Description of the task: Each record below is to be copied word for word, with pictures removed.

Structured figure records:

Start

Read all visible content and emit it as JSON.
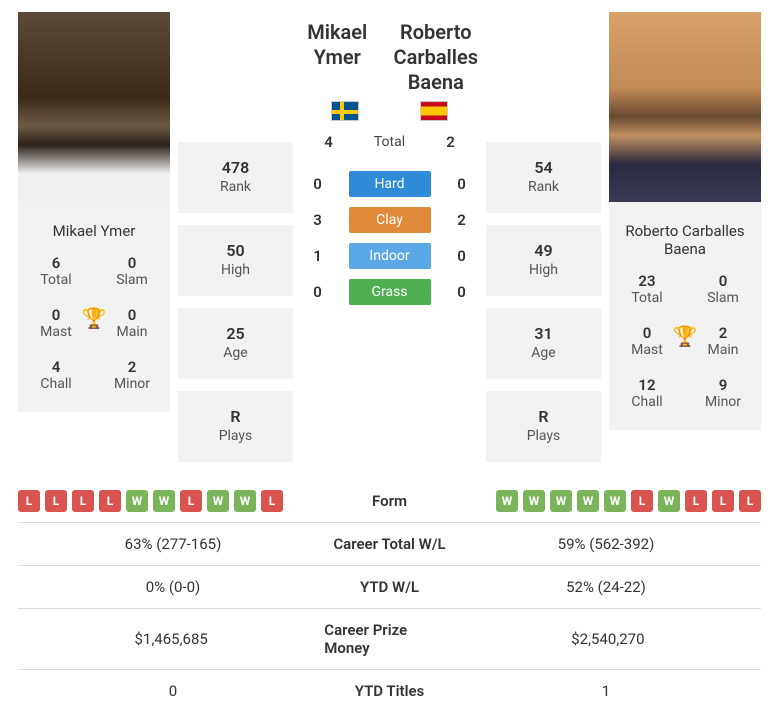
{
  "player1": {
    "name": "Mikael Ymer",
    "flag": "se",
    "rank": "478",
    "high": "50",
    "age": "25",
    "plays": "R",
    "titles": {
      "total": "6",
      "slam": "0",
      "mast": "0",
      "main": "0",
      "chall": "4",
      "minor": "2"
    }
  },
  "player2": {
    "name": "Roberto Carballes Baena",
    "flag": "es",
    "rank": "54",
    "high": "49",
    "age": "31",
    "plays": "R",
    "titles": {
      "total": "23",
      "slam": "0",
      "mast": "0",
      "main": "2",
      "chall": "12",
      "minor": "9"
    }
  },
  "h2h": {
    "total_label": "Total",
    "p1_total": "4",
    "p2_total": "2",
    "surfaces": [
      {
        "label": "Hard",
        "p1": "0",
        "p2": "0",
        "color": "#2f8bd8"
      },
      {
        "label": "Clay",
        "p1": "3",
        "p2": "2",
        "color": "#e08a3c"
      },
      {
        "label": "Indoor",
        "p1": "1",
        "p2": "0",
        "color": "#5aa9e6"
      },
      {
        "label": "Grass",
        "p1": "0",
        "p2": "0",
        "color": "#4fae4f"
      }
    ]
  },
  "labels": {
    "rank": "Rank",
    "high": "High",
    "age": "Age",
    "plays": "Plays",
    "total": "Total",
    "slam": "Slam",
    "mast": "Mast",
    "main": "Main",
    "chall": "Chall",
    "minor": "Minor",
    "form": "Form",
    "career_wl": "Career Total W/L",
    "ytd_wl": "YTD W/L",
    "prize": "Career Prize Money",
    "ytd_titles": "YTD Titles"
  },
  "form": {
    "p1": [
      "L",
      "L",
      "L",
      "L",
      "W",
      "W",
      "L",
      "W",
      "W",
      "L"
    ],
    "p2": [
      "W",
      "W",
      "W",
      "W",
      "W",
      "L",
      "W",
      "L",
      "L",
      "L"
    ]
  },
  "compare": {
    "career_wl": {
      "p1": "63% (277-165)",
      "p2": "59% (562-392)"
    },
    "ytd_wl": {
      "p1": "0% (0-0)",
      "p2": "52% (24-22)"
    },
    "prize": {
      "p1": "$1,465,685",
      "p2": "$2,540,270"
    },
    "ytd_titles": {
      "p1": "0",
      "p2": "1"
    }
  },
  "colors": {
    "win": "#7ab55c",
    "loss": "#d9534f",
    "panel_bg": "#f2f2f2",
    "trophy": "#3b8dd1"
  }
}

End

Result:
Read all visible content and emit it as JSON.
{
  "player1": {
    "name": "Mikael Ymer",
    "flag": "se",
    "rank": "478",
    "high": "50",
    "age": "25",
    "plays": "R",
    "titles": {
      "total": "6",
      "slam": "0",
      "mast": "0",
      "main": "0",
      "chall": "4",
      "minor": "2"
    }
  },
  "player2": {
    "name": "Roberto Carballes Baena",
    "flag": "es",
    "rank": "54",
    "high": "49",
    "age": "31",
    "plays": "R",
    "titles": {
      "total": "23",
      "slam": "0",
      "mast": "0",
      "main": "2",
      "chall": "12",
      "minor": "9"
    }
  },
  "h2h": {
    "total_label": "Total",
    "p1_total": "4",
    "p2_total": "2",
    "surfaces": [
      {
        "label": "Hard",
        "p1": "0",
        "p2": "0",
        "color": "#2f8bd8"
      },
      {
        "label": "Clay",
        "p1": "3",
        "p2": "2",
        "color": "#e08a3c"
      },
      {
        "label": "Indoor",
        "p1": "1",
        "p2": "0",
        "color": "#5aa9e6"
      },
      {
        "label": "Grass",
        "p1": "0",
        "p2": "0",
        "color": "#4fae4f"
      }
    ]
  },
  "labels": {
    "rank": "Rank",
    "high": "High",
    "age": "Age",
    "plays": "Plays",
    "total": "Total",
    "slam": "Slam",
    "mast": "Mast",
    "main": "Main",
    "chall": "Chall",
    "minor": "Minor",
    "form": "Form",
    "career_wl": "Career Total W/L",
    "ytd_wl": "YTD W/L",
    "prize": "Career Prize Money",
    "ytd_titles": "YTD Titles"
  },
  "form": {
    "p1": [
      "L",
      "L",
      "L",
      "L",
      "W",
      "W",
      "L",
      "W",
      "W",
      "L"
    ],
    "p2": [
      "W",
      "W",
      "W",
      "W",
      "W",
      "L",
      "W",
      "L",
      "L",
      "L"
    ]
  },
  "compare": {
    "career_wl": {
      "p1": "63% (277-165)",
      "p2": "59% (562-392)"
    },
    "ytd_wl": {
      "p1": "0% (0-0)",
      "p2": "52% (24-22)"
    },
    "prize": {
      "p1": "$1,465,685",
      "p2": "$2,540,270"
    },
    "ytd_titles": {
      "p1": "0",
      "p2": "1"
    }
  },
  "colors": {
    "win": "#7ab55c",
    "loss": "#d9534f",
    "panel_bg": "#f2f2f2",
    "trophy": "#3b8dd1"
  }
}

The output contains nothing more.